* Begin GIVEN RECORDS *

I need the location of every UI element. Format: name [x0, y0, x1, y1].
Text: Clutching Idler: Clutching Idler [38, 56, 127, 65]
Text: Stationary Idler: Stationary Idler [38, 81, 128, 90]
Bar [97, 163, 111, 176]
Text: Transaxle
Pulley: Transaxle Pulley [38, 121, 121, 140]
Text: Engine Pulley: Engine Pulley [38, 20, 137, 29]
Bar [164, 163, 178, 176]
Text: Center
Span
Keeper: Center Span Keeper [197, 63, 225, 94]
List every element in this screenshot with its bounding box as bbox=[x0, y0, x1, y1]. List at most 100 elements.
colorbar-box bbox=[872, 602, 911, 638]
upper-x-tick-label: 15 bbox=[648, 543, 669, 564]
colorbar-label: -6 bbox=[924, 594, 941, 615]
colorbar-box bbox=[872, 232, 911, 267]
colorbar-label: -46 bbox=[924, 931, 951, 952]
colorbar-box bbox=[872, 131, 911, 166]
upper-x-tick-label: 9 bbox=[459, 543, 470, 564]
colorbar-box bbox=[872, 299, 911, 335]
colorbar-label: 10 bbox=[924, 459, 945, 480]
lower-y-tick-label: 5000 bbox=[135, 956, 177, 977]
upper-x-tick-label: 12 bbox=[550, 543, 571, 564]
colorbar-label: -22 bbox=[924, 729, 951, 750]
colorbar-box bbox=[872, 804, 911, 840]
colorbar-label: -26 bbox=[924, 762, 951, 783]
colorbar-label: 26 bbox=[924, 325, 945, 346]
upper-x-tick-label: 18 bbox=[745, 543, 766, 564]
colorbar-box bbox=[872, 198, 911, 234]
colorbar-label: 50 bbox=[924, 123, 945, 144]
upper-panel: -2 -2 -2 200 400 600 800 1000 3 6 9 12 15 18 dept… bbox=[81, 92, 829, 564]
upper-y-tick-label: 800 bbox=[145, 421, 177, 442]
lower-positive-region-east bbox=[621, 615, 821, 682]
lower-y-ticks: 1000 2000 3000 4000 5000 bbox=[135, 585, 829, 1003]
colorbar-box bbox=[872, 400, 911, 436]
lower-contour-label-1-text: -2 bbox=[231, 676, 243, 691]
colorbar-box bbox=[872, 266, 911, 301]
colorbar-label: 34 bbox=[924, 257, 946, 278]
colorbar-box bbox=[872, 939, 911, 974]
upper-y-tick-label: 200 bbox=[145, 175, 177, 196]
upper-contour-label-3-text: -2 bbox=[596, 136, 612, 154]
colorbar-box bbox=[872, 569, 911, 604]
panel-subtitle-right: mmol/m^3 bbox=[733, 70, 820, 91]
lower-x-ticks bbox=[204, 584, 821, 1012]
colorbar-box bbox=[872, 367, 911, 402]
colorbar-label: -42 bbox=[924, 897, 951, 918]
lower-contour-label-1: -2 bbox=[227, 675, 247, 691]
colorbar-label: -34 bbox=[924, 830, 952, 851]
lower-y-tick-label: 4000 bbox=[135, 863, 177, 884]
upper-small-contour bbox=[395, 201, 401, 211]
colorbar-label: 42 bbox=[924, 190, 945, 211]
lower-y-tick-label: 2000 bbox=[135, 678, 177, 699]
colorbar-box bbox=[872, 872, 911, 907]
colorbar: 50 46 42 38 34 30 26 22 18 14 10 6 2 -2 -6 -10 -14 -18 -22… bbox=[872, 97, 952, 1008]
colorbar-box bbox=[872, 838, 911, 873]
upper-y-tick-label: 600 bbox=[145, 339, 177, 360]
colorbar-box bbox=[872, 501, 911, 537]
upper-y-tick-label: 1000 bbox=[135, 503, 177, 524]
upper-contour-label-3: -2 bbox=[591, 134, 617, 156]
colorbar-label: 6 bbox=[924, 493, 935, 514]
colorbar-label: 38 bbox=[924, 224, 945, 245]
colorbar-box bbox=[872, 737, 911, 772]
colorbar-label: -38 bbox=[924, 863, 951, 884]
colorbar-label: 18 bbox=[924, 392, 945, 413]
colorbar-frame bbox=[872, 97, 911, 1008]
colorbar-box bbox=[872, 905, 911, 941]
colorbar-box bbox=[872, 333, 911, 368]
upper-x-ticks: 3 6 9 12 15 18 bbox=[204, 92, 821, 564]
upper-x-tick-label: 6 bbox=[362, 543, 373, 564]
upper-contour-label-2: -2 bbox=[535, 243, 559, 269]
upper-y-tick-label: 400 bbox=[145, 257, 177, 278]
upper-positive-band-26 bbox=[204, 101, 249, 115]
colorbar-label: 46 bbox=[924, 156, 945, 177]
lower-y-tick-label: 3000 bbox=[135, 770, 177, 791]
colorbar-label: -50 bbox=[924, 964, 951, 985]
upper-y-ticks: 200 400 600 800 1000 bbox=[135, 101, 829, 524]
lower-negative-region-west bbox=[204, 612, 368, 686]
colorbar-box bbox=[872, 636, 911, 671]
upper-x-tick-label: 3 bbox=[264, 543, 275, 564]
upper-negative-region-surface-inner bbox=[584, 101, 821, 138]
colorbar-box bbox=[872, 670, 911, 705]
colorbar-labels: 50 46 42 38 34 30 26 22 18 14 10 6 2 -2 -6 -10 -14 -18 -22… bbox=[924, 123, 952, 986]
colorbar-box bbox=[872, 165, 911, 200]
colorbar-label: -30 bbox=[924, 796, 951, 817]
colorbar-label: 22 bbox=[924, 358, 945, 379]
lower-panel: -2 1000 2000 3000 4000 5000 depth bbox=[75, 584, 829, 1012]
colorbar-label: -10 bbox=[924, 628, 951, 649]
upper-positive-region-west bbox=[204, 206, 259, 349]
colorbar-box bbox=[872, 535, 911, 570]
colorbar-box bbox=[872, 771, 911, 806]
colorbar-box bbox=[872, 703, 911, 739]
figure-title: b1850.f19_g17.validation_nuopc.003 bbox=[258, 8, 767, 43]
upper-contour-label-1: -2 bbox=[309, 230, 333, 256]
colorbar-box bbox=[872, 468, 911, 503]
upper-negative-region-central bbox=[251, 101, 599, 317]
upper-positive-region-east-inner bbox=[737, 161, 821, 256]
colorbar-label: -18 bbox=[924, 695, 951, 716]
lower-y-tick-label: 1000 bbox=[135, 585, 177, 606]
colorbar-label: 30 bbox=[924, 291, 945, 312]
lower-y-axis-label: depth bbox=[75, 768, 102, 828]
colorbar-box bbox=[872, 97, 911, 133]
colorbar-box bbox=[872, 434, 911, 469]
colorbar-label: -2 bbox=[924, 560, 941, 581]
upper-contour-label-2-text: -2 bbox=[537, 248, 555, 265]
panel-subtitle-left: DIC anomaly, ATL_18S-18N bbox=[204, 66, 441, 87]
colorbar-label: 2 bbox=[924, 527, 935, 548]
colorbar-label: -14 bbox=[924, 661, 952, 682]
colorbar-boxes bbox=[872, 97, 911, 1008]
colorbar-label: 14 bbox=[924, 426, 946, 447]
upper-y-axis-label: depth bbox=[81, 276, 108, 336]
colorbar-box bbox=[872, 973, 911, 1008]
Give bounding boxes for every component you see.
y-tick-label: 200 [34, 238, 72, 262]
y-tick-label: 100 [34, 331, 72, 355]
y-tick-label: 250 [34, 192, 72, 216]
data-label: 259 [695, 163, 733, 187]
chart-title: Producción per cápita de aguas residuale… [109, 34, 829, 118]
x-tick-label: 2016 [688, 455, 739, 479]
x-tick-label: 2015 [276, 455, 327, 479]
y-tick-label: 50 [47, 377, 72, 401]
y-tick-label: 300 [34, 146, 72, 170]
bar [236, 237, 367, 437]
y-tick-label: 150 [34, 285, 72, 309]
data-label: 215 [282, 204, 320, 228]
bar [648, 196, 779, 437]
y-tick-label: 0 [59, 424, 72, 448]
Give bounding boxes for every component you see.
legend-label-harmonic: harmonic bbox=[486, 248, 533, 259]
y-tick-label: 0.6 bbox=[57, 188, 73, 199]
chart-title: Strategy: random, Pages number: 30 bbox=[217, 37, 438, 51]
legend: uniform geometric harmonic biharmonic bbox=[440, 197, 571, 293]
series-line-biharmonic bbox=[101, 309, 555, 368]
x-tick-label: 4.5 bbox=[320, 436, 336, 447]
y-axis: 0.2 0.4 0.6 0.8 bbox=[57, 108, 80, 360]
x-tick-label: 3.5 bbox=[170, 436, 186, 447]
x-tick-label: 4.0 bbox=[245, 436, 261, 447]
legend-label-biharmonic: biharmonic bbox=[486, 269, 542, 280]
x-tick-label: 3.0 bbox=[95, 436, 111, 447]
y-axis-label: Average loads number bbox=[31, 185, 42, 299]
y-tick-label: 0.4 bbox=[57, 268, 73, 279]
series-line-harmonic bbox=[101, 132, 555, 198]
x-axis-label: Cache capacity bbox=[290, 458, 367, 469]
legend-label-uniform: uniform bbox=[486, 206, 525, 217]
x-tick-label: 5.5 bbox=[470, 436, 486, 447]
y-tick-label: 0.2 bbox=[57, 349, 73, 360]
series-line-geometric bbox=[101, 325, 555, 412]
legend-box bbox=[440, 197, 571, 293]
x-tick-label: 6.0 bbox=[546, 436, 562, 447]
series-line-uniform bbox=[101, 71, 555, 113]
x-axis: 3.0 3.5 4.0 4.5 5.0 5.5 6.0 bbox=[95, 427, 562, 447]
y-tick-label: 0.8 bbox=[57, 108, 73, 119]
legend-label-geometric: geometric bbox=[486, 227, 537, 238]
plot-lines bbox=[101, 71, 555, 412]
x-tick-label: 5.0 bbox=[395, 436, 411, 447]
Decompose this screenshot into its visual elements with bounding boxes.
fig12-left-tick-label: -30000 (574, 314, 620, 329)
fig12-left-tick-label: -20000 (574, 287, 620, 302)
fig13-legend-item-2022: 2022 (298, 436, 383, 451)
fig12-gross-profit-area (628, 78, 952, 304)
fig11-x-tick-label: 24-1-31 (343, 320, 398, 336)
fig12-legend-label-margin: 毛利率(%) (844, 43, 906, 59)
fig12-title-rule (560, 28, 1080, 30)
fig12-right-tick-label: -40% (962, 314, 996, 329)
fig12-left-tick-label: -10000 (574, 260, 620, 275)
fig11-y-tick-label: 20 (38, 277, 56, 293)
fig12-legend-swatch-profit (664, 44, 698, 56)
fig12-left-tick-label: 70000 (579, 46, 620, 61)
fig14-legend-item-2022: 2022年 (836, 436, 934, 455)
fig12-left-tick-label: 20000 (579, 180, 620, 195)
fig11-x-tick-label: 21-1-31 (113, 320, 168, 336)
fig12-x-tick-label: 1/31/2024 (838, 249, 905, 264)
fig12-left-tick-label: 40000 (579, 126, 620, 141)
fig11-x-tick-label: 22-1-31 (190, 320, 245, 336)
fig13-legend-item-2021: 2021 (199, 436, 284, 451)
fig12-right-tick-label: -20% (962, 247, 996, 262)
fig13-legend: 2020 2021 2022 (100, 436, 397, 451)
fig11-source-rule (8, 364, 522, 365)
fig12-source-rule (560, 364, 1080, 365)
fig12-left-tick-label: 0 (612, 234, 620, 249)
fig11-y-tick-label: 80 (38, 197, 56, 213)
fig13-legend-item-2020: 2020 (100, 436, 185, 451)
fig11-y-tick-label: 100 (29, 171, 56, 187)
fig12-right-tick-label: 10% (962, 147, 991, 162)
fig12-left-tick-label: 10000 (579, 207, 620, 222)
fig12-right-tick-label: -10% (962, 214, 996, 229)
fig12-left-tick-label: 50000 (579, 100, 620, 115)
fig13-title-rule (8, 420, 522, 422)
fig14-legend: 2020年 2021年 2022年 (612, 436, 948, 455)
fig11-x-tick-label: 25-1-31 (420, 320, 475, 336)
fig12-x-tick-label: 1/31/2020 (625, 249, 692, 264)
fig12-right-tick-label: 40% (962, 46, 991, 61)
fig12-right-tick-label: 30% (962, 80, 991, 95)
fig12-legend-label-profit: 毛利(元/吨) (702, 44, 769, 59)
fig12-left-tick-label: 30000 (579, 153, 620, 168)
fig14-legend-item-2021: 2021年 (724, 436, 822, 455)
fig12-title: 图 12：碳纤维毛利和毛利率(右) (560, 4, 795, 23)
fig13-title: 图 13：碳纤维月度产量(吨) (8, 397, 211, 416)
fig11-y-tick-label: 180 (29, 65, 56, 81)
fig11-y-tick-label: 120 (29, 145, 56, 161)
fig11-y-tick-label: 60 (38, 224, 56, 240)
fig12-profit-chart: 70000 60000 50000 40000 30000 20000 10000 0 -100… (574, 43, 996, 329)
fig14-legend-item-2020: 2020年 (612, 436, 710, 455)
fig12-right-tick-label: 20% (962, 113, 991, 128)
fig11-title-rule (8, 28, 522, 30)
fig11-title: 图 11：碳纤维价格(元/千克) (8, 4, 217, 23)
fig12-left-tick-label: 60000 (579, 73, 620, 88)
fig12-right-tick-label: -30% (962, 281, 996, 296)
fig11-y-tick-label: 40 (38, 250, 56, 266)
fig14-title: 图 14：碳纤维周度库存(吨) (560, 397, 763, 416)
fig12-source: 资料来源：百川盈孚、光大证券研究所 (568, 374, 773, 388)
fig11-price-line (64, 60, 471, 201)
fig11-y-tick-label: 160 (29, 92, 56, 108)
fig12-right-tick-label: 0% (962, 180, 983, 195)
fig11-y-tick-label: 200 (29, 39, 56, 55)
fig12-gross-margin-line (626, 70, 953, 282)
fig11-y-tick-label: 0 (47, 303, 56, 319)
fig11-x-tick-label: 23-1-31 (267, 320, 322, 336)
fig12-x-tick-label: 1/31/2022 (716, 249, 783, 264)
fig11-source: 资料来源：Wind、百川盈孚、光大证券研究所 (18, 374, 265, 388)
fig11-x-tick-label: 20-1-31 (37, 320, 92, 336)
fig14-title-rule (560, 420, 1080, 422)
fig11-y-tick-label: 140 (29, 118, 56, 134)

* End GIVEN RECORDS *

• **WORK TO COMPLETE**
Copy out the lines from the start of the records up to and including the line containing "upper-x-tick-label: 9 bbox=[459, 543, 470, 564]", with no changes.

• **EXERCISE ANSWER**
I need the location of every UI element. Format: name [x0, y0, x1, y1].
Text: Clutching Idler: Clutching Idler [38, 56, 127, 65]
Text: Stationary Idler: Stationary Idler [38, 81, 128, 90]
Bar [97, 163, 111, 176]
Text: Transaxle
Pulley: Transaxle Pulley [38, 121, 121, 140]
Text: Engine Pulley: Engine Pulley [38, 20, 137, 29]
Bar [164, 163, 178, 176]
Text: Center
Span
Keeper: Center Span Keeper [197, 63, 225, 94]
List every element in this screenshot with its bounding box as bbox=[x0, y0, x1, y1]. List at most 100 elements.
colorbar-box bbox=[872, 602, 911, 638]
upper-x-tick-label: 15 bbox=[648, 543, 669, 564]
colorbar-label: -6 bbox=[924, 594, 941, 615]
colorbar-box bbox=[872, 232, 911, 267]
colorbar-label: -46 bbox=[924, 931, 951, 952]
colorbar-box bbox=[872, 131, 911, 166]
upper-x-tick-label: 9 bbox=[459, 543, 470, 564]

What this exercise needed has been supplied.